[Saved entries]
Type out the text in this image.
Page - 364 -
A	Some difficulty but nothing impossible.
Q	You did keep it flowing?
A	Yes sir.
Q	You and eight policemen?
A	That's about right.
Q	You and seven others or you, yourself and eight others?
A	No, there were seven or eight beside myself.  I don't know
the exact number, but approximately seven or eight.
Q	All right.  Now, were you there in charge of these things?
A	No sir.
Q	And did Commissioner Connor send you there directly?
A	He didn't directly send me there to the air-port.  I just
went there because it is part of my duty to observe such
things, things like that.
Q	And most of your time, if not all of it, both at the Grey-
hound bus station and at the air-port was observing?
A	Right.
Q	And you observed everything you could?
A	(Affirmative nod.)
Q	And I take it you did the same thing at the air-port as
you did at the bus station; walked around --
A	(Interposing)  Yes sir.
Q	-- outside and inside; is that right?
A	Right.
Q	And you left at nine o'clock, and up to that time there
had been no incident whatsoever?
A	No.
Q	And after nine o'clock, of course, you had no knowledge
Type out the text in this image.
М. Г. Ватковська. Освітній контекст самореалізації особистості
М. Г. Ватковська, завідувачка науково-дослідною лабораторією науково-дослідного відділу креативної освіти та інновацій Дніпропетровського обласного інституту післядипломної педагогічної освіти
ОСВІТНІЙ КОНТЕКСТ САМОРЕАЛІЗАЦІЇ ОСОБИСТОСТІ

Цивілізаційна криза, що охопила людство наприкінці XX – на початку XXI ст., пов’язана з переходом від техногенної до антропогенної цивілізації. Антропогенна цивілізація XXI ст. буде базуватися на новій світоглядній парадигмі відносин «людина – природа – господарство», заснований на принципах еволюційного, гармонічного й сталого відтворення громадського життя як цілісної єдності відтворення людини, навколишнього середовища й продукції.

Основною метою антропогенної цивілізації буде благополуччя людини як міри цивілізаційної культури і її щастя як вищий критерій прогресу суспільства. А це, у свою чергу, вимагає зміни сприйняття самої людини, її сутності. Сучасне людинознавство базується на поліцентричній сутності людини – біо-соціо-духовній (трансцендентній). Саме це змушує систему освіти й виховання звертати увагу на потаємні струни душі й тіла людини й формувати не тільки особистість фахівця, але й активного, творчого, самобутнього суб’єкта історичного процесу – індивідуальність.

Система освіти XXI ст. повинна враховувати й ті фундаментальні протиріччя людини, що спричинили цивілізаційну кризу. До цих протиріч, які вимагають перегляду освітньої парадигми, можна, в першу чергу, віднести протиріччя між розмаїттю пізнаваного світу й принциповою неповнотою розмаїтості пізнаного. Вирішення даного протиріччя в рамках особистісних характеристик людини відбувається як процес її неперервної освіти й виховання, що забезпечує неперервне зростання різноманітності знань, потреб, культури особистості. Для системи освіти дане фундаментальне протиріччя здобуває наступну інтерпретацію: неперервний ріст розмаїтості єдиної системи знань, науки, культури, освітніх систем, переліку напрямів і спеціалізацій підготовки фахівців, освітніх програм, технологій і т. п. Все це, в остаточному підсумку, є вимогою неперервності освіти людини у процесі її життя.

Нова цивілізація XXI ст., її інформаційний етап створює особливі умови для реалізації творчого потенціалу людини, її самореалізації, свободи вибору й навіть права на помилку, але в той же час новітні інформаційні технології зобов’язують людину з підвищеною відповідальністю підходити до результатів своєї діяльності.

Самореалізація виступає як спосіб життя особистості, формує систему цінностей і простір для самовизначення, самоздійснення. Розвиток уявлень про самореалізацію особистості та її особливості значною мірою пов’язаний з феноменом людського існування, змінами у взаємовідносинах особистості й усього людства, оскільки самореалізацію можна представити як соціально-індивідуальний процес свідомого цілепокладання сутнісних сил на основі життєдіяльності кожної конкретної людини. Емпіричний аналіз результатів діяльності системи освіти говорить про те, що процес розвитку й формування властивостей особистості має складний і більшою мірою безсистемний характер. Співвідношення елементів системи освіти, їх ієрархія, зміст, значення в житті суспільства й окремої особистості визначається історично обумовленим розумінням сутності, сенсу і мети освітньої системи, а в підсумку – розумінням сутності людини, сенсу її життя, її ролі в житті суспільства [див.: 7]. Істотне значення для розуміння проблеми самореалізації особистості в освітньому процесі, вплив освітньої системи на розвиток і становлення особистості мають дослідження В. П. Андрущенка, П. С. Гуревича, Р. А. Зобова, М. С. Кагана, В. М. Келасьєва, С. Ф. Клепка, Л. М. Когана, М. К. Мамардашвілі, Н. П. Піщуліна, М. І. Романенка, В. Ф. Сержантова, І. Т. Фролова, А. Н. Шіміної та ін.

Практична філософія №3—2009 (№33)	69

Work required: Copy out every entry again, exactly as it was given.

Exercise solution:
Type out the text in this image.
Page - 364 -
A	Some difficulty but nothing impossible.
Q	You did keep it flowing?
A	Yes sir.
Q	You and eight policemen?
A	That's about right.
Q	You and seven others or you, yourself and eight others?
A	No, there were seven or eight beside myself.  I don't know
the exact number, but approximately seven or eight.
Q	All right.  Now, were you there in charge of these things?
A	No sir.
Q	And did Commissioner Connor send you there directly?
A	He didn't directly send me there to the air-port.  I just
went there because it is part of my duty to observe such
things, things like that.
Q	And most of your time, if not all of it, both at the Grey-
hound bus station and at the air-port was observing?
A	Right.
Q	And you observed everything you could?
A	(Affirmative nod.)
Q	And I take it you did the same thing at the air-port as
you did at the bus station; walked around --
A	(Interposing)  Yes sir.
Q	-- outside and inside; is that right?
A	Right.
Q	And you left at nine o'clock, and up to that time there
had been no incident whatsoever?
A	No.
Q	And after nine o'clock, of course, you had no knowledge
Type out the text in this image.
М. Г. Ватковська. Освітній контекст самореалізації особистості
М. Г. Ватковська, завідувачка науково-дослідною лабораторією науково-дослідного відділу креативної освіти та інновацій Дніпропетровського обласного інституту післядипломної педагогічної освіти
ОСВІТНІЙ КОНТЕКСТ САМОРЕАЛІЗАЦІЇ ОСОБИСТОСТІ

Цивілізаційна криза, що охопила людство наприкінці XX – на початку XXI ст., пов’язана з переходом від техногенної до антропогенної цивілізації. Антропогенна цивілізація XXI ст. буде базуватися на новій світоглядній парадигмі відносин «людина – природа – господарство», заснований на принципах еволюційного, гармонічного й сталого відтворення громадського життя як цілісної єдності відтворення людини, навколишнього середовища й продукції.

Основною метою антропогенної цивілізації буде благополуччя людини як міри цивілізаційної культури і її щастя як вищий критерій прогресу суспільства. А це, у свою чергу, вимагає зміни сприйняття самої людини, її сутності. Сучасне людинознавство базується на поліцентричній сутності людини – біо-соціо-духовній (трансцендентній). Саме це змушує систему освіти й виховання звертати увагу на потаємні струни душі й тіла людини й формувати не тільки особистість фахівця, але й активного, творчого, самобутнього суб’єкта історичного процесу – індивідуальність.

Система освіти XXI ст. повинна враховувати й ті фундаментальні протиріччя людини, що спричинили цивілізаційну кризу. До цих протиріч, які вимагають перегляду освітньої парадигми, можна, в першу чергу, віднести протиріччя між розмаїттю пізнаваного світу й принциповою неповнотою розмаїтості пізнаного. Вирішення даного протиріччя в рамках особистісних характеристик людини відбувається як процес її неперервної освіти й виховання, що забезпечує неперервне зростання різноманітності знань, потреб, культури особистості. Для системи освіти дане фундаментальне протиріччя здобуває наступну інтерпретацію: неперервний ріст розмаїтості єдиної системи знань, науки, культури, освітніх систем, переліку напрямів і спеціалізацій підготовки фахівців, освітніх програм, технологій і т. п. Все це, в остаточному підсумку, є вимогою неперервності освіти людини у процесі її життя.

Нова цивілізація XXI ст., її інформаційний етап створює особливі умови для реалізації творчого потенціалу людини, її самореалізації, свободи вибору й навіть права на помилку, але в той же час новітні інформаційні технології зобов’язують людину з підвищеною відповідальністю підходити до результатів своєї діяльності.

Самореалізація виступає як спосіб життя особистості, формує систему цінностей і простір для самовизначення, самоздійснення. Розвиток уявлень про самореалізацію особистості та її особливості значною мірою пов’язаний з феноменом людського існування, змінами у взаємовідносинах особистості й усього людства, оскільки самореалізацію можна представити як соціально-індивідуальний процес свідомого цілепокладання сутнісних сил на основі життєдіяльності кожної конкретної людини. Емпіричний аналіз результатів діяльності системи освіти говорить про те, що процес розвитку й формування властивостей особистості має складний і більшою мірою безсистемний характер. Співвідношення елементів системи освіти, їх ієрархія, зміст, значення в житті суспільства й окремої особистості визначається історично обумовленим розумінням сутності, сенсу і мети освітньої системи, а в підсумку – розумінням сутності людини, сенсу її життя, її ролі в житті суспільства [див.: 7]. Істотне значення для розуміння проблеми самореалізації особистості в освітньому процесі, вплив освітньої системи на розвиток і становлення особистості мають дослідження В. П. Андрущенка, П. С. Гуревича, Р. А. Зобова, М. С. Кагана, В. М. Келасьєва, С. Ф. Клепка, Л. М. Когана, М. К. Мамардашвілі, Н. П. Піщуліна, М. І. Романенка, В. Ф. Сержантова, І. Т. Фролова, А. Н. Шіміної та ін.

Практична філософія №3—2009 (№33)	69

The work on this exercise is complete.